*Saved entries*:
-- Begin --

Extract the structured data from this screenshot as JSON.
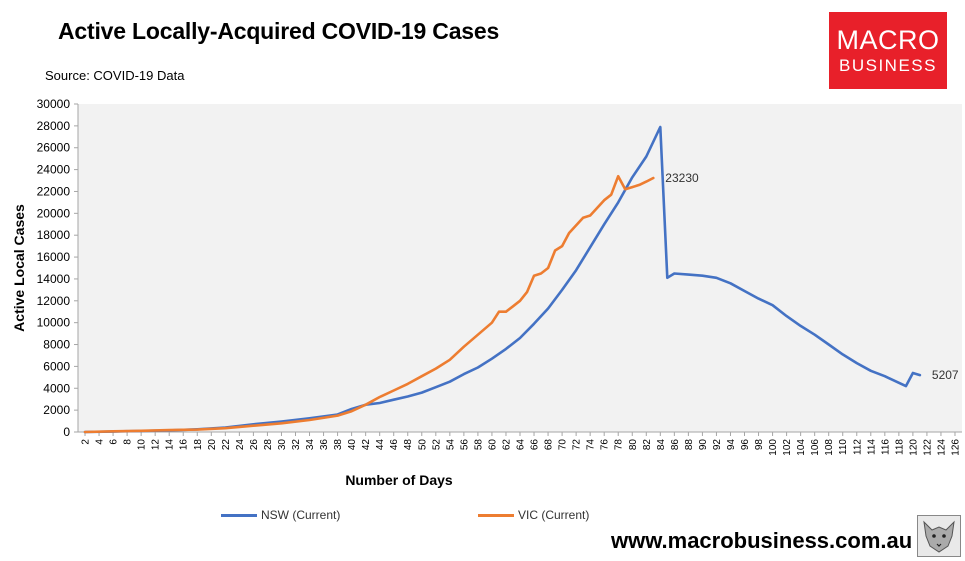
{
  "header": {
    "title": "Active Locally-Acquired COVID-19 Cases",
    "source": "Source: COVID-19 Data"
  },
  "logo": {
    "line1": "MACRO",
    "line2": "BUSINESS",
    "color": "#e8202a"
  },
  "footer": {
    "url": "www.macrobusiness.com.au"
  },
  "chart_data": {
    "type": "line",
    "title": "Active Locally-Acquired COVID-19 Cases",
    "xlabel": "Number of Days",
    "ylabel": "Active Local Cases",
    "xlim": [
      2,
      126
    ],
    "ylim": [
      0,
      30000
    ],
    "yticks": [
      0,
      2000,
      4000,
      6000,
      8000,
      10000,
      12000,
      14000,
      16000,
      18000,
      20000,
      22000,
      24000,
      26000,
      28000,
      30000
    ],
    "xticks": [
      2,
      4,
      6,
      8,
      10,
      12,
      14,
      16,
      18,
      20,
      22,
      24,
      26,
      28,
      30,
      32,
      34,
      36,
      38,
      40,
      42,
      44,
      46,
      48,
      50,
      52,
      54,
      56,
      58,
      60,
      62,
      64,
      66,
      68,
      70,
      72,
      74,
      76,
      78,
      80,
      82,
      84,
      86,
      88,
      90,
      92,
      94,
      96,
      98,
      100,
      102,
      104,
      106,
      108,
      110,
      112,
      114,
      116,
      118,
      120,
      122,
      124,
      126
    ],
    "grid": false,
    "legend_position": "bottom",
    "series": [
      {
        "name": "NSW (Current)",
        "color": "#4472c4",
        "end_label": "5207",
        "points": [
          [
            2,
            0
          ],
          [
            6,
            40
          ],
          [
            10,
            100
          ],
          [
            14,
            150
          ],
          [
            18,
            250
          ],
          [
            22,
            400
          ],
          [
            26,
            700
          ],
          [
            30,
            950
          ],
          [
            34,
            1250
          ],
          [
            38,
            1600
          ],
          [
            40,
            2100
          ],
          [
            42,
            2500
          ],
          [
            44,
            2650
          ],
          [
            46,
            2950
          ],
          [
            48,
            3250
          ],
          [
            50,
            3600
          ],
          [
            52,
            4100
          ],
          [
            54,
            4600
          ],
          [
            56,
            5300
          ],
          [
            58,
            5900
          ],
          [
            60,
            6700
          ],
          [
            62,
            7600
          ],
          [
            64,
            8600
          ],
          [
            66,
            9900
          ],
          [
            68,
            11300
          ],
          [
            70,
            13000
          ],
          [
            72,
            14800
          ],
          [
            74,
            16900
          ],
          [
            76,
            19000
          ],
          [
            78,
            21000
          ],
          [
            80,
            23300
          ],
          [
            82,
            25200
          ],
          [
            84,
            27900
          ],
          [
            85,
            14100
          ],
          [
            86,
            14500
          ],
          [
            88,
            14400
          ],
          [
            90,
            14300
          ],
          [
            92,
            14100
          ],
          [
            94,
            13600
          ],
          [
            96,
            12900
          ],
          [
            98,
            12200
          ],
          [
            100,
            11600
          ],
          [
            102,
            10600
          ],
          [
            104,
            9700
          ],
          [
            106,
            8900
          ],
          [
            108,
            8000
          ],
          [
            110,
            7100
          ],
          [
            112,
            6300
          ],
          [
            114,
            5600
          ],
          [
            116,
            5100
          ],
          [
            118,
            4500
          ],
          [
            119,
            4200
          ],
          [
            120,
            5400
          ],
          [
            121,
            5207
          ]
        ]
      },
      {
        "name": "VIC (Current)",
        "color": "#ed7d31",
        "end_label": "23230",
        "points": [
          [
            2,
            0
          ],
          [
            6,
            60
          ],
          [
            10,
            110
          ],
          [
            14,
            170
          ],
          [
            18,
            220
          ],
          [
            22,
            350
          ],
          [
            26,
            580
          ],
          [
            30,
            800
          ],
          [
            34,
            1100
          ],
          [
            38,
            1500
          ],
          [
            40,
            1900
          ],
          [
            42,
            2500
          ],
          [
            44,
            3200
          ],
          [
            46,
            3800
          ],
          [
            48,
            4400
          ],
          [
            50,
            5100
          ],
          [
            52,
            5800
          ],
          [
            54,
            6600
          ],
          [
            56,
            7800
          ],
          [
            58,
            8900
          ],
          [
            60,
            10000
          ],
          [
            61,
            11000
          ],
          [
            62,
            11000
          ],
          [
            63,
            11500
          ],
          [
            64,
            12000
          ],
          [
            65,
            12800
          ],
          [
            66,
            14300
          ],
          [
            67,
            14500
          ],
          [
            68,
            15000
          ],
          [
            69,
            16600
          ],
          [
            70,
            17000
          ],
          [
            71,
            18200
          ],
          [
            72,
            18900
          ],
          [
            73,
            19600
          ],
          [
            74,
            19800
          ],
          [
            75,
            20500
          ],
          [
            76,
            21200
          ],
          [
            77,
            21700
          ],
          [
            78,
            23400
          ],
          [
            79,
            22200
          ],
          [
            80,
            22400
          ],
          [
            81,
            22600
          ],
          [
            82,
            22900
          ],
          [
            83,
            23230
          ]
        ]
      }
    ]
  }
}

-- End --

*Written exercise*:
Quote the material exactly. Pictures stay out.

*Output of the exercise*:
Extract the structured data from this screenshot as JSON.
{
  "header": {
    "title": "Active Locally-Acquired COVID-19 Cases",
    "source": "Source: COVID-19 Data"
  },
  "logo": {
    "line1": "MACRO",
    "line2": "BUSINESS",
    "color": "#e8202a"
  },
  "footer": {
    "url": "www.macrobusiness.com.au"
  },
  "chart_data": {
    "type": "line",
    "title": "Active Locally-Acquired COVID-19 Cases",
    "xlabel": "Number of Days",
    "ylabel": "Active Local Cases",
    "xlim": [
      2,
      126
    ],
    "ylim": [
      0,
      30000
    ],
    "yticks": [
      0,
      2000,
      4000,
      6000,
      8000,
      10000,
      12000,
      14000,
      16000,
      18000,
      20000,
      22000,
      24000,
      26000,
      28000,
      30000
    ],
    "xticks": [
      2,
      4,
      6,
      8,
      10,
      12,
      14,
      16,
      18,
      20,
      22,
      24,
      26,
      28,
      30,
      32,
      34,
      36,
      38,
      40,
      42,
      44,
      46,
      48,
      50,
      52,
      54,
      56,
      58,
      60,
      62,
      64,
      66,
      68,
      70,
      72,
      74,
      76,
      78,
      80,
      82,
      84,
      86,
      88,
      90,
      92,
      94,
      96,
      98,
      100,
      102,
      104,
      106,
      108,
      110,
      112,
      114,
      116,
      118,
      120,
      122,
      124,
      126
    ],
    "grid": false,
    "legend_position": "bottom",
    "series": [
      {
        "name": "NSW (Current)",
        "color": "#4472c4",
        "end_label": "5207",
        "points": [
          [
            2,
            0
          ],
          [
            6,
            40
          ],
          [
            10,
            100
          ],
          [
            14,
            150
          ],
          [
            18,
            250
          ],
          [
            22,
            400
          ],
          [
            26,
            700
          ],
          [
            30,
            950
          ],
          [
            34,
            1250
          ],
          [
            38,
            1600
          ],
          [
            40,
            2100
          ],
          [
            42,
            2500
          ],
          [
            44,
            2650
          ],
          [
            46,
            2950
          ],
          [
            48,
            3250
          ],
          [
            50,
            3600
          ],
          [
            52,
            4100
          ],
          [
            54,
            4600
          ],
          [
            56,
            5300
          ],
          [
            58,
            5900
          ],
          [
            60,
            6700
          ],
          [
            62,
            7600
          ],
          [
            64,
            8600
          ],
          [
            66,
            9900
          ],
          [
            68,
            11300
          ],
          [
            70,
            13000
          ],
          [
            72,
            14800
          ],
          [
            74,
            16900
          ],
          [
            76,
            19000
          ],
          [
            78,
            21000
          ],
          [
            80,
            23300
          ],
          [
            82,
            25200
          ],
          [
            84,
            27900
          ],
          [
            85,
            14100
          ],
          [
            86,
            14500
          ],
          [
            88,
            14400
          ],
          [
            90,
            14300
          ],
          [
            92,
            14100
          ],
          [
            94,
            13600
          ],
          [
            96,
            12900
          ],
          [
            98,
            12200
          ],
          [
            100,
            11600
          ],
          [
            102,
            10600
          ],
          [
            104,
            9700
          ],
          [
            106,
            8900
          ],
          [
            108,
            8000
          ],
          [
            110,
            7100
          ],
          [
            112,
            6300
          ],
          [
            114,
            5600
          ],
          [
            116,
            5100
          ],
          [
            118,
            4500
          ],
          [
            119,
            4200
          ],
          [
            120,
            5400
          ],
          [
            121,
            5207
          ]
        ]
      },
      {
        "name": "VIC (Current)",
        "color": "#ed7d31",
        "end_label": "23230",
        "points": [
          [
            2,
            0
          ],
          [
            6,
            60
          ],
          [
            10,
            110
          ],
          [
            14,
            170
          ],
          [
            18,
            220
          ],
          [
            22,
            350
          ],
          [
            26,
            580
          ],
          [
            30,
            800
          ],
          [
            34,
            1100
          ],
          [
            38,
            1500
          ],
          [
            40,
            1900
          ],
          [
            42,
            2500
          ],
          [
            44,
            3200
          ],
          [
            46,
            3800
          ],
          [
            48,
            4400
          ],
          [
            50,
            5100
          ],
          [
            52,
            5800
          ],
          [
            54,
            6600
          ],
          [
            56,
            7800
          ],
          [
            58,
            8900
          ],
          [
            60,
            10000
          ],
          [
            61,
            11000
          ],
          [
            62,
            11000
          ],
          [
            63,
            11500
          ],
          [
            64,
            12000
          ],
          [
            65,
            12800
          ],
          [
            66,
            14300
          ],
          [
            67,
            14500
          ],
          [
            68,
            15000
          ],
          [
            69,
            16600
          ],
          [
            70,
            17000
          ],
          [
            71,
            18200
          ],
          [
            72,
            18900
          ],
          [
            73,
            19600
          ],
          [
            74,
            19800
          ],
          [
            75,
            20500
          ],
          [
            76,
            21200
          ],
          [
            77,
            21700
          ],
          [
            78,
            23400
          ],
          [
            79,
            22200
          ],
          [
            80,
            22400
          ],
          [
            81,
            22600
          ],
          [
            82,
            22900
          ],
          [
            83,
            23230
          ]
        ]
      }
    ]
  }
}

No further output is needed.